Record set

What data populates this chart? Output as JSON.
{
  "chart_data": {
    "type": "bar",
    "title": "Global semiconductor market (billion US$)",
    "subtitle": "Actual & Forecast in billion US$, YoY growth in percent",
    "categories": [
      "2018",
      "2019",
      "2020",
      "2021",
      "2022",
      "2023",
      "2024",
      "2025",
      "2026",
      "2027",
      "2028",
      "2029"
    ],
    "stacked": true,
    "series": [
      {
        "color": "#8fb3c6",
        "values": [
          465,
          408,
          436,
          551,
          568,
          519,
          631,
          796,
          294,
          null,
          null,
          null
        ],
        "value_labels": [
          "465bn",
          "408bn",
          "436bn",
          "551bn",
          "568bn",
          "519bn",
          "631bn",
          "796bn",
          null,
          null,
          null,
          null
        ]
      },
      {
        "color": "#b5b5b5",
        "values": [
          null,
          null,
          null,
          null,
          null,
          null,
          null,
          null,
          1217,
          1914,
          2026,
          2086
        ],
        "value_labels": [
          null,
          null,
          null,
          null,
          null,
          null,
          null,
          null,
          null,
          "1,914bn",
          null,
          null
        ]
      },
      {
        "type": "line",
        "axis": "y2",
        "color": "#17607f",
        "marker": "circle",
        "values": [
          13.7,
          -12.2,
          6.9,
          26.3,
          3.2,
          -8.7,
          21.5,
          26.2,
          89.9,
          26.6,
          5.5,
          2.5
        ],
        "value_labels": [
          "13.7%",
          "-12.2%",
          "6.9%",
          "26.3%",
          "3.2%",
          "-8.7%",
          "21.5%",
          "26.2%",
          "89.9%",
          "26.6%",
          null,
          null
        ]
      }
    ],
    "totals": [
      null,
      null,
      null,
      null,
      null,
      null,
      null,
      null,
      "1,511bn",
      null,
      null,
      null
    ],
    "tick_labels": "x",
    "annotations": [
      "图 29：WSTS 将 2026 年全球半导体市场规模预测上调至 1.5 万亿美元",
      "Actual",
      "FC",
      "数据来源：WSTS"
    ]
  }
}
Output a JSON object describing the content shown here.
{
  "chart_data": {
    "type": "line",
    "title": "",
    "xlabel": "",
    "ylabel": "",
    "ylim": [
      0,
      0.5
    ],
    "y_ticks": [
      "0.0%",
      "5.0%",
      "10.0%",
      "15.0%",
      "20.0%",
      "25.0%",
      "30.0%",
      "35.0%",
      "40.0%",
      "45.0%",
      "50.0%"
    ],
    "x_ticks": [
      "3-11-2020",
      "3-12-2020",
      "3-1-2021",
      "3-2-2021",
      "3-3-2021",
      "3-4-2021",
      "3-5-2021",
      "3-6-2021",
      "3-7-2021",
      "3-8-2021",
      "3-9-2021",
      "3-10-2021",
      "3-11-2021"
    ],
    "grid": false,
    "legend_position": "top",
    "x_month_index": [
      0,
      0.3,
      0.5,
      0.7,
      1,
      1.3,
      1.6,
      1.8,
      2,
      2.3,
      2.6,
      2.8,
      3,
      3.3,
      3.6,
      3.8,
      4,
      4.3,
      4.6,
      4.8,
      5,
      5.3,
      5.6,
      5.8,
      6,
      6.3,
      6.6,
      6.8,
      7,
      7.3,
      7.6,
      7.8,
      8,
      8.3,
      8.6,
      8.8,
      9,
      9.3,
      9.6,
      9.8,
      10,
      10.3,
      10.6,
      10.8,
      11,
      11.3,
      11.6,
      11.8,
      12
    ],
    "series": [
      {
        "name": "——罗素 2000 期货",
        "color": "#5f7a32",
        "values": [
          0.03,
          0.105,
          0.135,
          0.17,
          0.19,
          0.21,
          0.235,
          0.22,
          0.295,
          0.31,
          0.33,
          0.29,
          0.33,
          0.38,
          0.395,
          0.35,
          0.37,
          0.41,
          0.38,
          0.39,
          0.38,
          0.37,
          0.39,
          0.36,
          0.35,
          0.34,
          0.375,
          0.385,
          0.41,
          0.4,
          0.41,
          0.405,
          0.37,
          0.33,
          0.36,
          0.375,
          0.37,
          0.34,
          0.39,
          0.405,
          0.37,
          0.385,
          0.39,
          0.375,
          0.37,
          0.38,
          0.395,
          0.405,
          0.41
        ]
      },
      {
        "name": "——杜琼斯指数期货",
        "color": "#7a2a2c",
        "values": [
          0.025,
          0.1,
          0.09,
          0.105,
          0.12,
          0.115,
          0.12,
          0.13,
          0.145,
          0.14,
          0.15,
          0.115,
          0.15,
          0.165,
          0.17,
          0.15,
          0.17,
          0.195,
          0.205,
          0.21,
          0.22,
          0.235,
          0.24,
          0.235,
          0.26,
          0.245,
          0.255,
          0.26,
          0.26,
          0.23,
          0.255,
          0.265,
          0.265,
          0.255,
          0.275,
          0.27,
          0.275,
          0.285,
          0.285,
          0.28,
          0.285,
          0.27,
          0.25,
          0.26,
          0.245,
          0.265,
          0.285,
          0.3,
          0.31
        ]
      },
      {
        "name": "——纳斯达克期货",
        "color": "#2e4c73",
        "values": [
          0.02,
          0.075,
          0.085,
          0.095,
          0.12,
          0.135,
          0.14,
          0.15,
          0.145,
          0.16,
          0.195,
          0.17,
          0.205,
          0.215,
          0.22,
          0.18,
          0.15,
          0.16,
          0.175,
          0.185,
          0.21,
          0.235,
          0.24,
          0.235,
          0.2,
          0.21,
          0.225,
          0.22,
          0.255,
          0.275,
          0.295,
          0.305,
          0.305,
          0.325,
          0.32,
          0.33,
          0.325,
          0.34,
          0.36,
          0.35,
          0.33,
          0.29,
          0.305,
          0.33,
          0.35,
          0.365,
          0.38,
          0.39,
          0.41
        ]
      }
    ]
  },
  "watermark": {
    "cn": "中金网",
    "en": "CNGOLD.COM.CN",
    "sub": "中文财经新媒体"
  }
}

Problem to solve
Reproduce the material in full, with no word added or dropped.

Solved problem
What data populates this chart? Output as JSON.
{
  "chart_data": {
    "type": "bar",
    "title": "Global semiconductor market (billion US$)",
    "subtitle": "Actual & Forecast in billion US$, YoY growth in percent",
    "categories": [
      "2018",
      "2019",
      "2020",
      "2021",
      "2022",
      "2023",
      "2024",
      "2025",
      "2026",
      "2027",
      "2028",
      "2029"
    ],
    "stacked": true,
    "series": [
      {
        "color": "#8fb3c6",
        "values": [
          465,
          408,
          436,
          551,
          568,
          519,
          631,
          796,
          294,
          null,
          null,
          null
        ],
        "value_labels": [
          "465bn",
          "408bn",
          "436bn",
          "551bn",
          "568bn",
          "519bn",
          "631bn",
          "796bn",
          null,
          null,
          null,
          null
        ]
      },
      {
        "color": "#b5b5b5",
        "values": [
          null,
          null,
          null,
          null,
          null,
          null,
          null,
          null,
          1217,
          1914,
          2026,
          2086
        ],
        "value_labels": [
          null,
          null,
          null,
          null,
          null,
          null,
          null,
          null,
          null,
          "1,914bn",
          null,
          null
        ]
      },
      {
        "type": "line",
        "axis": "y2",
        "color": "#17607f",
        "marker": "circle",
        "values": [
          13.7,
          -12.2,
          6.9,
          26.3,
          3.2,
          -8.7,
          21.5,
          26.2,
          89.9,
          26.6,
          5.5,
          2.5
        ],
        "value_labels": [
          "13.7%",
          "-12.2%",
          "6.9%",
          "26.3%",
          "3.2%",
          "-8.7%",
          "21.5%",
          "26.2%",
          "89.9%",
          "26.6%",
          null,
          null
        ]
      }
    ],
    "totals": [
      null,
      null,
      null,
      null,
      null,
      null,
      null,
      null,
      "1,511bn",
      null,
      null,
      null
    ],
    "tick_labels": "x",
    "annotations": [
      "图 29：WSTS 将 2026 年全球半导体市场规模预测上调至 1.5 万亿美元",
      "Actual",
      "FC",
      "数据来源：WSTS"
    ]
  }
}
Output a JSON object describing the content shown here.
{
  "chart_data": {
    "type": "line",
    "title": "",
    "xlabel": "",
    "ylabel": "",
    "ylim": [
      0,
      0.5
    ],
    "y_ticks": [
      "0.0%",
      "5.0%",
      "10.0%",
      "15.0%",
      "20.0%",
      "25.0%",
      "30.0%",
      "35.0%",
      "40.0%",
      "45.0%",
      "50.0%"
    ],
    "x_ticks": [
      "3-11-2020",
      "3-12-2020",
      "3-1-2021",
      "3-2-2021",
      "3-3-2021",
      "3-4-2021",
      "3-5-2021",
      "3-6-2021",
      "3-7-2021",
      "3-8-2021",
      "3-9-2021",
      "3-10-2021",
      "3-11-2021"
    ],
    "grid": false,
    "legend_position": "top",
    "x_month_index": [
      0,
      0.3,
      0.5,
      0.7,
      1,
      1.3,
      1.6,
      1.8,
      2,
      2.3,
      2.6,
      2.8,
      3,
      3.3,
      3.6,
      3.8,
      4,
      4.3,
      4.6,
      4.8,
      5,
      5.3,
      5.6,
      5.8,
      6,
      6.3,
      6.6,
      6.8,
      7,
      7.3,
      7.6,
      7.8,
      8,
      8.3,
      8.6,
      8.8,
      9,
      9.3,
      9.6,
      9.8,
      10,
      10.3,
      10.6,
      10.8,
      11,
      11.3,
      11.6,
      11.8,
      12
    ],
    "series": [
      {
        "name": "——罗素 2000 期货",
        "color": "#5f7a32",
        "values": [
          0.03,
          0.105,
          0.135,
          0.17,
          0.19,
          0.21,
          0.235,
          0.22,
          0.295,
          0.31,
          0.33,
          0.29,
          0.33,
          0.38,
          0.395,
          0.35,
          0.37,
          0.41,
          0.38,
          0.39,
          0.38,
          0.37,
          0.39,
          0.36,
          0.35,
          0.34,
          0.375,
          0.385,
          0.41,
          0.4,
          0.41,
          0.405,
          0.37,
          0.33,
          0.36,
          0.375,
          0.37,
          0.34,
          0.39,
          0.405,
          0.37,
          0.385,
          0.39,
          0.375,
          0.37,
          0.38,
          0.395,
          0.405,
          0.41
        ]
      },
      {
        "name": "——杜琼斯指数期货",
        "color": "#7a2a2c",
        "values": [
          0.025,
          0.1,
          0.09,
          0.105,
          0.12,
          0.115,
          0.12,
          0.13,
          0.145,
          0.14,
          0.15,
          0.115,
          0.15,
          0.165,
          0.17,
          0.15,
          0.17,
          0.195,
          0.205,
          0.21,
          0.22,
          0.235,
          0.24,
          0.235,
          0.26,
          0.245,
          0.255,
          0.26,
          0.26,
          0.23,
          0.255,
          0.265,
          0.265,
          0.255,
          0.275,
          0.27,
          0.275,
          0.285,
          0.285,
          0.28,
          0.285,
          0.27,
          0.25,
          0.26,
          0.245,
          0.265,
          0.285,
          0.3,
          0.31
        ]
      },
      {
        "name": "——纳斯达克期货",
        "color": "#2e4c73",
        "values": [
          0.02,
          0.075,
          0.085,
          0.095,
          0.12,
          0.135,
          0.14,
          0.15,
          0.145,
          0.16,
          0.195,
          0.17,
          0.205,
          0.215,
          0.22,
          0.18,
          0.15,
          0.16,
          0.175,
          0.185,
          0.21,
          0.235,
          0.24,
          0.235,
          0.2,
          0.21,
          0.225,
          0.22,
          0.255,
          0.275,
          0.295,
          0.305,
          0.305,
          0.325,
          0.32,
          0.33,
          0.325,
          0.34,
          0.36,
          0.35,
          0.33,
          0.29,
          0.305,
          0.33,
          0.35,
          0.365,
          0.38,
          0.39,
          0.41
        ]
      }
    ]
  },
  "watermark": {
    "cn": "中金网",
    "en": "CNGOLD.COM.CN",
    "sub": "中文财经新媒体"
  }
}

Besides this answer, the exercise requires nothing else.